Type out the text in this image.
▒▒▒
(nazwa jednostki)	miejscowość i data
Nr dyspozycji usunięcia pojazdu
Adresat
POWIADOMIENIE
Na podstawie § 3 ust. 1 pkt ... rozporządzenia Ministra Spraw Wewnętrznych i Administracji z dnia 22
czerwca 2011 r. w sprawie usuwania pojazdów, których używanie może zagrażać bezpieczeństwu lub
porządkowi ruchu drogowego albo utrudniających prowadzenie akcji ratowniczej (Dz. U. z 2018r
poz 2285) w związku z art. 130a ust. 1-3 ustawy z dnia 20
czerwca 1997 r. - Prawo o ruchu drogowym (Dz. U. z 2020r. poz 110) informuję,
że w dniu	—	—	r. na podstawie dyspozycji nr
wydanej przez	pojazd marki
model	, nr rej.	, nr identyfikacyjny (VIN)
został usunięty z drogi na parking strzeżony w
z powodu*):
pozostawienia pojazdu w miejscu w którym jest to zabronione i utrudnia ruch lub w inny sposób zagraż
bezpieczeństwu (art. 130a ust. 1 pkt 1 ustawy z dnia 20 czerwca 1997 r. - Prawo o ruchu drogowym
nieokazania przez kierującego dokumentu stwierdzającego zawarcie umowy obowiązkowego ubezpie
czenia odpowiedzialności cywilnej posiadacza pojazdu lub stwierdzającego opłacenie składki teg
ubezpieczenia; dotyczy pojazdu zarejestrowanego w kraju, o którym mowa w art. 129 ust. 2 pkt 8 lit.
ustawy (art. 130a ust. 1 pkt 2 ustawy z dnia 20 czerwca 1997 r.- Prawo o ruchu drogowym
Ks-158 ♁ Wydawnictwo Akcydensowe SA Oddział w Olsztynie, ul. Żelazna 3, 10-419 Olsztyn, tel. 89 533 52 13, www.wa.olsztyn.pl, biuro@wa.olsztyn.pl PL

...

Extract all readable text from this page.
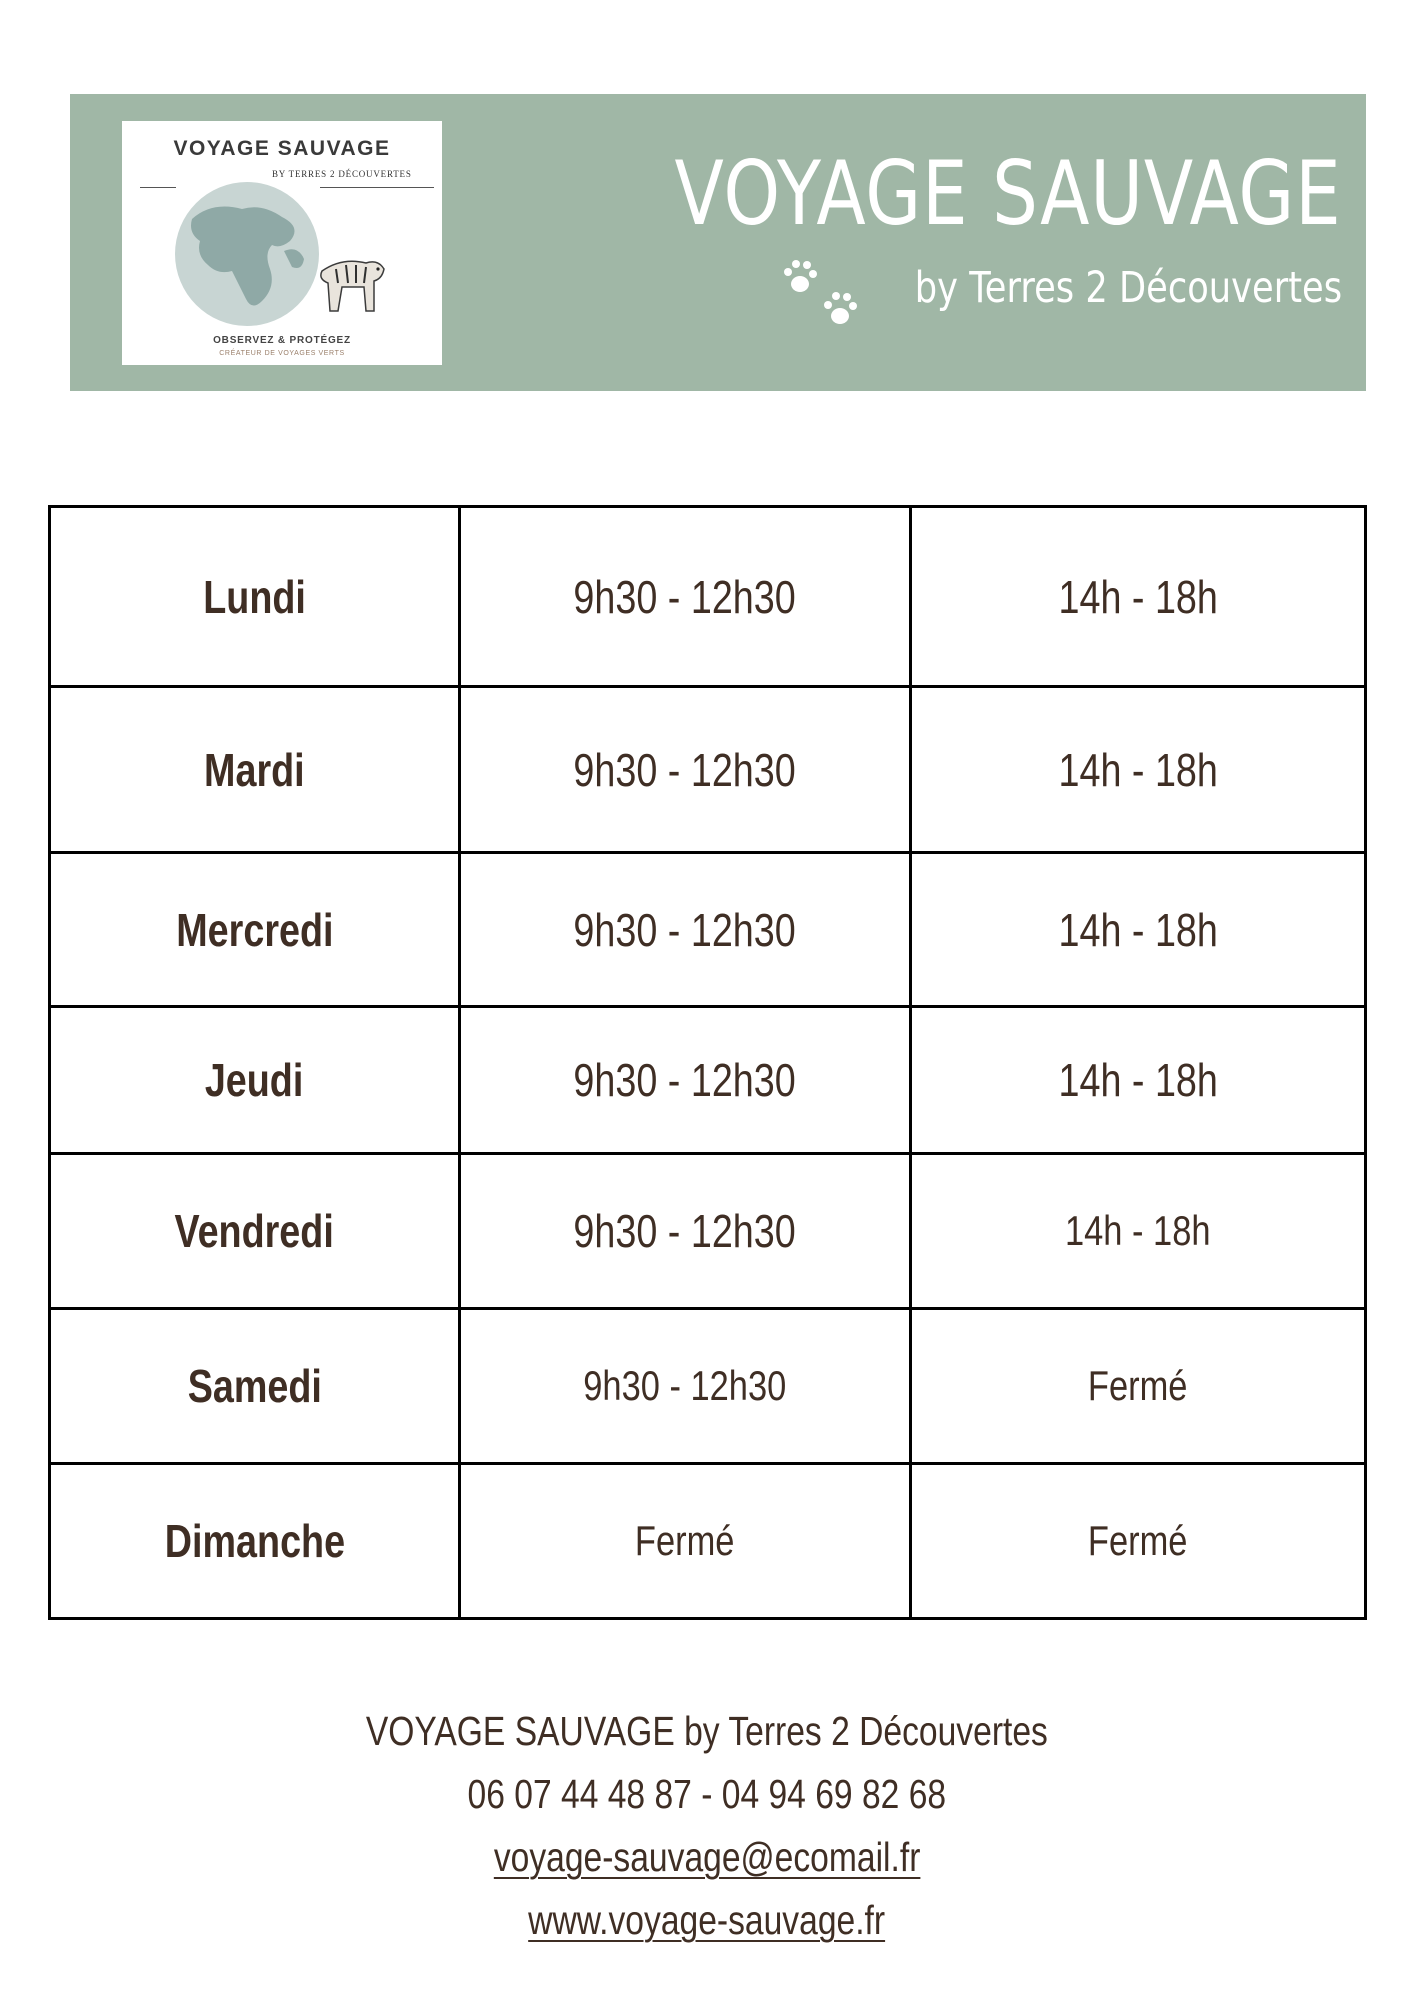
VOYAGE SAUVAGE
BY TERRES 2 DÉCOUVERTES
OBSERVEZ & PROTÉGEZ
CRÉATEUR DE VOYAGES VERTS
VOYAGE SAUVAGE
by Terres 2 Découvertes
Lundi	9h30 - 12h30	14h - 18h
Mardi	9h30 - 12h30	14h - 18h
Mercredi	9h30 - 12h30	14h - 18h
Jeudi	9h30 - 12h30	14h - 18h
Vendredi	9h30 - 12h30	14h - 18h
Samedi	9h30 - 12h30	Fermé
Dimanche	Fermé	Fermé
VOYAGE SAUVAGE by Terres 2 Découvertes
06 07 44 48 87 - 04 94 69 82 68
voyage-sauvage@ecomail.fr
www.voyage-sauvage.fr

## What you are asked to do
Look through the records and gather every line containing "this".

## Exercise output
Type out the text in this image.
Extract all readable text from this page.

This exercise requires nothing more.